EXERCISE TASKS:
(a) Revise the passage on the asymmetry measure from "where $ \mu" up to and including "negative (Fig.b) asymmetry.", putting "skewness" wherever "asymmetry" appears.
(b) List each symbol that the passage on the asymmetry measure explains, with the meaning it gives for each.

DOCUMENT PASSAGE:
* begin *

Revision as of 17:32, 6 April 2020


The most frequently employed measure of the asymmetry of a distribution, defined by the relationship

$$ \gamma _ {1} = \frac{\mu _ 3}{\mu _ {2} ^ {3/2} } , $$

where $ \mu _ {2} $ and $ \mu _ {3} $ are the second and third central moments of the distribution, respectively. For distributions that are symmetric with respect to the mathematical expectation, $ \gamma _ {1} = 0 $; depending on the sign of $ \gamma _ {1} $ one speaks of positive asymmetry ( $ \gamma _ {1} > 0 $) and negative asymmetry ( $ \gamma _ {1} < 0 $). In the case of the binomial distribution corresponding to $ n $[[ Bernoulli trials|Bernoulli trials]] with probability of success $ p $,

$$ \tag{* } \gamma _ {1} = \frac{1 - 2 p }{\sqrt {np ( 1 - p ) }} , $$

one has: If $ p = 1/2 ( \gamma _ {1} = 0 ) $, the distribution is symmetric; if $ p < 1/2 $ or $ p > 1/2 $, one obtains typical distribution diagrams with a positive (Fig.a) and negative (Fig.b) asymmetry.

* end *

LISTED RECORDS:
* begin *

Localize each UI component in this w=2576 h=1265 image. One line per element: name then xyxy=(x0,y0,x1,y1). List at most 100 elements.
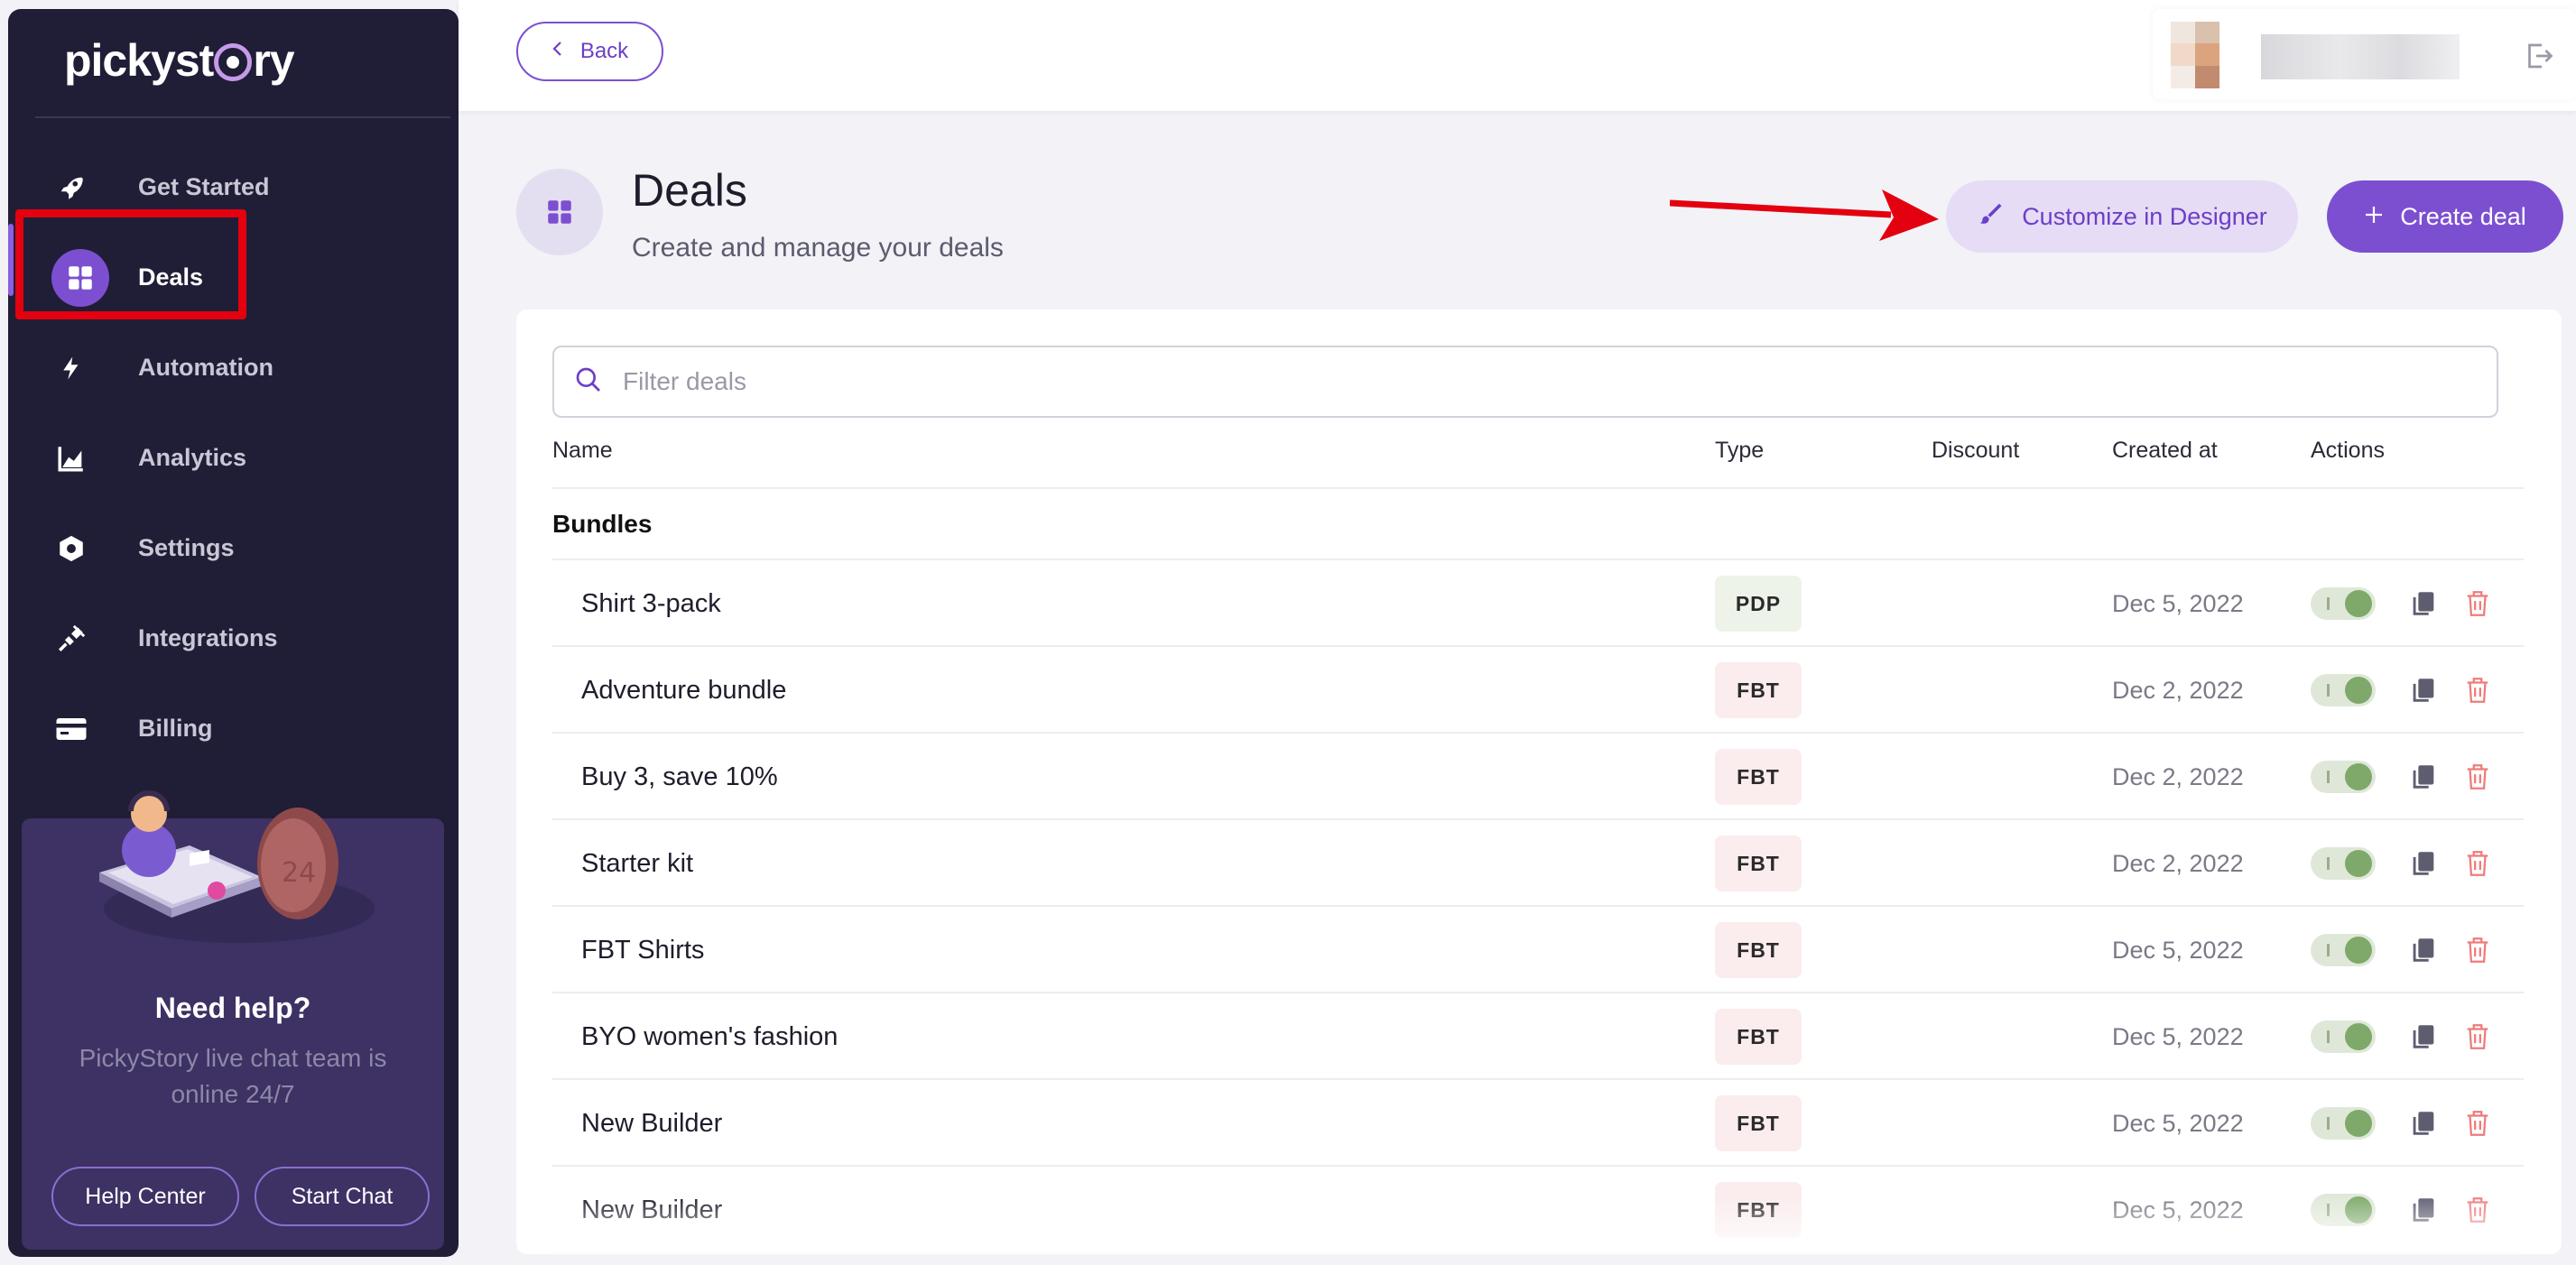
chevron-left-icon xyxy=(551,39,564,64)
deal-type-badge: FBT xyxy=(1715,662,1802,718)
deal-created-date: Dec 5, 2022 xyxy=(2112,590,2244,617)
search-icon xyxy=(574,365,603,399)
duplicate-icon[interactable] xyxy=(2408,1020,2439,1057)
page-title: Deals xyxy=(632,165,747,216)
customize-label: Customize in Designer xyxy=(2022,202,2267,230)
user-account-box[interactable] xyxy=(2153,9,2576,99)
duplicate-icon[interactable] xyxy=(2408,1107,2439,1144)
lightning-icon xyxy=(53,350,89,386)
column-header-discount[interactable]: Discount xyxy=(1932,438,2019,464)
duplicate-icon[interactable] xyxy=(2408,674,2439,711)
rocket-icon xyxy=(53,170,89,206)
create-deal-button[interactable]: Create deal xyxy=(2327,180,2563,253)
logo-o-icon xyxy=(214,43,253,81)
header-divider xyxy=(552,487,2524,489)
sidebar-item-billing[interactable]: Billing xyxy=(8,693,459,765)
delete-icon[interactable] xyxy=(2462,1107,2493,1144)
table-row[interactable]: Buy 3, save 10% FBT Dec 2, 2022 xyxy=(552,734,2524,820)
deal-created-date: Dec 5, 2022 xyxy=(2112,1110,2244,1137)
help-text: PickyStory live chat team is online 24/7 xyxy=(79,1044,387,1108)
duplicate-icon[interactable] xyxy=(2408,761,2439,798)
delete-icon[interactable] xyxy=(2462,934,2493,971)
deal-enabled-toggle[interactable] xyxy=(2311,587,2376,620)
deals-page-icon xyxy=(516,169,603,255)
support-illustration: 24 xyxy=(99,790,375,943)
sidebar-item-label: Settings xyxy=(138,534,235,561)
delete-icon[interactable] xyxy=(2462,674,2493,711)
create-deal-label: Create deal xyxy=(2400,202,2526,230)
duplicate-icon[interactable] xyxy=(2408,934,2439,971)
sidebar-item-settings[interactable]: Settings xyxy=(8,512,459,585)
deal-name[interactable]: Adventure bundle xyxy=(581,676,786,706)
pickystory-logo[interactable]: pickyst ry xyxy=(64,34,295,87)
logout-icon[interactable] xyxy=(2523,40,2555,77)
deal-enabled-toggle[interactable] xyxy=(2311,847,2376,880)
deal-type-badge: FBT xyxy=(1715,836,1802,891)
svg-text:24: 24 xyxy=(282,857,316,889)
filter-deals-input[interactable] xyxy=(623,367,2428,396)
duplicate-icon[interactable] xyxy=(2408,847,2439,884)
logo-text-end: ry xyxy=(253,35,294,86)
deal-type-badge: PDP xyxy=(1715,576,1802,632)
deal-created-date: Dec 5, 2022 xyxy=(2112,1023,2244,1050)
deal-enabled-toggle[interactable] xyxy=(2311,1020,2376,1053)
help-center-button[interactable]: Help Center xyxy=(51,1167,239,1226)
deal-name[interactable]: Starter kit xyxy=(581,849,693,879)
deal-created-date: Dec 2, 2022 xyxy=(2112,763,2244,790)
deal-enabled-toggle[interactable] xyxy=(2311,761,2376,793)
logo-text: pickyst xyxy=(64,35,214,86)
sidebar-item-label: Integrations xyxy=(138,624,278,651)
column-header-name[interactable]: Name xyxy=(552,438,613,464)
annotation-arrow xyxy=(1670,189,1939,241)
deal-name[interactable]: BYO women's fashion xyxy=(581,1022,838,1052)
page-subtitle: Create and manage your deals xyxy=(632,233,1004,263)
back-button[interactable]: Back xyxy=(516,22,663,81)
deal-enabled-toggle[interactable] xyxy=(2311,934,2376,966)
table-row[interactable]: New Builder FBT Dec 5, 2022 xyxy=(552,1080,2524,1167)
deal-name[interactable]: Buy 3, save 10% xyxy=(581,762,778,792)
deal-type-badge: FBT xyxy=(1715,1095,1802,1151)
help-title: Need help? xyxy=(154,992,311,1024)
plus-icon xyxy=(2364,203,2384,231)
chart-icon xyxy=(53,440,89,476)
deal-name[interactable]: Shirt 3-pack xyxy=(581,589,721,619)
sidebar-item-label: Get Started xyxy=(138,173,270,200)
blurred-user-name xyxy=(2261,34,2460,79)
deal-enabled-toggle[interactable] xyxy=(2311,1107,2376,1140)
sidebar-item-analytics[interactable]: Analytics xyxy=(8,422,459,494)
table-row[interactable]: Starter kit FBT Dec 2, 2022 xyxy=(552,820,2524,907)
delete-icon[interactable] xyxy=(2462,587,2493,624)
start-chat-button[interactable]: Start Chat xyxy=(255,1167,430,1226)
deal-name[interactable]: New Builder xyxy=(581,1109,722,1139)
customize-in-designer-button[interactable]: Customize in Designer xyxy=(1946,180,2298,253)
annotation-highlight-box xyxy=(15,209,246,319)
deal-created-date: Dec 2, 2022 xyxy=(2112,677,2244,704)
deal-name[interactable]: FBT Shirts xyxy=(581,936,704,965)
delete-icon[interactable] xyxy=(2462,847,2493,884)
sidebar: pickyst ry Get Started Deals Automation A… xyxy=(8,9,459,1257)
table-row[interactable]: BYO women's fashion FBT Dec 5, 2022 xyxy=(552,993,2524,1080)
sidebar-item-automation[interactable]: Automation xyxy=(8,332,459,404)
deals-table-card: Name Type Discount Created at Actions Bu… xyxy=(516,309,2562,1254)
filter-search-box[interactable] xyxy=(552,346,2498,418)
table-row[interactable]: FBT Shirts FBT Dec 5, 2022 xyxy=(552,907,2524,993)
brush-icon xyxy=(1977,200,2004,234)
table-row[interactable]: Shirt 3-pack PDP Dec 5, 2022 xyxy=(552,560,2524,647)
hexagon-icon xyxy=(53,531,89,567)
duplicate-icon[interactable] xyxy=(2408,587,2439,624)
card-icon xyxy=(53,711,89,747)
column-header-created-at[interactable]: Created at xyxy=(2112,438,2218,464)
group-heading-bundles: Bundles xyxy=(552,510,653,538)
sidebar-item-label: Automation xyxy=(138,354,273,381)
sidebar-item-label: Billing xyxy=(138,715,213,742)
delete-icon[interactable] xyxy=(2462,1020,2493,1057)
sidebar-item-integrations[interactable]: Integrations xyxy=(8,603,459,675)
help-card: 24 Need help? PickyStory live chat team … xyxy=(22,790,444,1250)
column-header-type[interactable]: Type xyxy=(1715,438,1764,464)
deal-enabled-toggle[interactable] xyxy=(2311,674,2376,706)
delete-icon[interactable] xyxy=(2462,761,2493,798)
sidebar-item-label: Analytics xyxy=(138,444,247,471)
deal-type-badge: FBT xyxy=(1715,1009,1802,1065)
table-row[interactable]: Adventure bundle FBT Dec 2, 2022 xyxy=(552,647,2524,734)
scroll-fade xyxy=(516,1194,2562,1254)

* end *
* begin *

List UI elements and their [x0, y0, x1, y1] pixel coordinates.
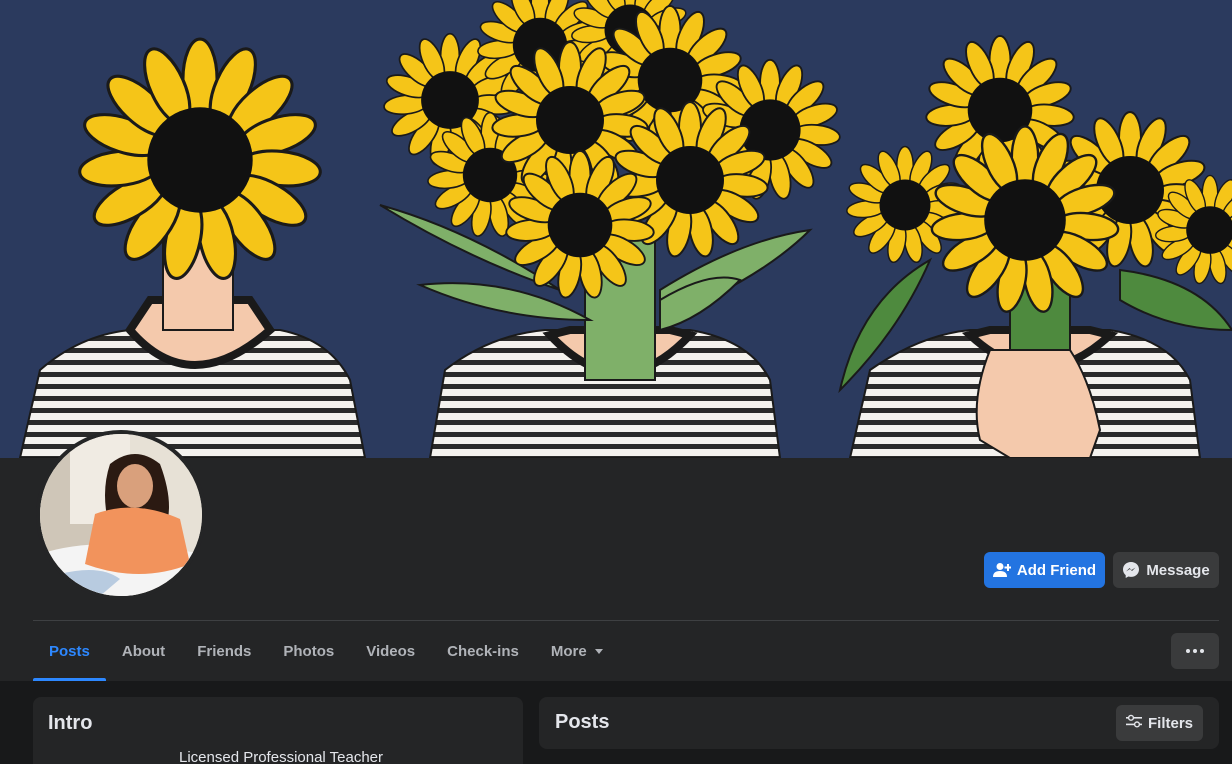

* end *

ANSWERS TO THE EXERCISE:
(a)
where $ \mu _ {2} $ and $ \mu _ {3} $ are the second and third central moments of the distribution, respectively. For distributions that are symmetric with respect to the mathematical expectation, $ \gamma _ {1} = 0 $; depending on the sign of $ \gamma _ {1} $ one speaks of positive skewness ( $ \gamma _ {1} > 0 $) and negative skewness ( $ \gamma _ {1} < 0 $). In the case of the binomial distribution corresponding to $ n $[[ Bernoulli trials|Bernoulli trials]] with probability of success $ p $,

$$ \tag{* } \gamma _ {1} = \frac{1 - 2 p }{\sqrt {np ( 1 - p ) }} , $$

one has: If $ p = 1/2 ( \gamma _ {1} = 0 ) $, the distribution is symmetric; if $ p < 1/2 $ or $ p > 1/2 $, one obtains typical distribution diagrams with a positive (Fig.a) and negative (Fig.b) skewness.

(b)
- $ \gamma _ {1} $: the measure of the asymmetry of a distribution
- $ \mu _ {2} $: the second central moment of the distribution
- $ \mu _ {3} $: the third central moment of the distribution
- $ n $: the number of Bernoulli trials
- $ p $: the probability of success